+++ RECORD SET

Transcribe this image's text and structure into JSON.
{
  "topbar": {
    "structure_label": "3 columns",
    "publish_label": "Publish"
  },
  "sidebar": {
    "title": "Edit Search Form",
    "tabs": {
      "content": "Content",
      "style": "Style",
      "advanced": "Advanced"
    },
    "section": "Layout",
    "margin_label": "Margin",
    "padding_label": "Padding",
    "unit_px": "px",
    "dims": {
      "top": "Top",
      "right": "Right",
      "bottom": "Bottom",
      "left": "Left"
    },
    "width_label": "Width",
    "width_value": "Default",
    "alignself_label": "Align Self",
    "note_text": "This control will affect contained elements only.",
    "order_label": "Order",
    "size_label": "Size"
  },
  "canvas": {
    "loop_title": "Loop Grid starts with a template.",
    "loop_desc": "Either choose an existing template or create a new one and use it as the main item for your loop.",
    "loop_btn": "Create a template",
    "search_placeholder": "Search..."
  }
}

++++++

* PROBLEM DESCRIPTION *
Recopy the entries above in their entirety, exactly.

* FINAL RESULT *
Transcribe this image's text and structure into JSON.
{
  "topbar": {
    "structure_label": "3 columns",
    "publish_label": "Publish"
  },
  "sidebar": {
    "title": "Edit Search Form",
    "tabs": {
      "content": "Content",
      "style": "Style",
      "advanced": "Advanced"
    },
    "section": "Layout",
    "margin_label": "Margin",
    "padding_label": "Padding",
    "unit_px": "px",
    "dims": {
      "top": "Top",
      "right": "Right",
      "bottom": "Bottom",
      "left": "Left"
    },
    "width_label": "Width",
    "width_value": "Default",
    "alignself_label": "Align Self",
    "note_text": "This control will affect contained elements only.",
    "order_label": "Order",
    "size_label": "Size"
  },
  "canvas": {
    "loop_title": "Loop Grid starts with a template.",
    "loop_desc": "Either choose an existing template or create a new one and use it as the main item for your loop.",
    "loop_btn": "Create a template",
    "search_placeholder": "Search..."
  }
}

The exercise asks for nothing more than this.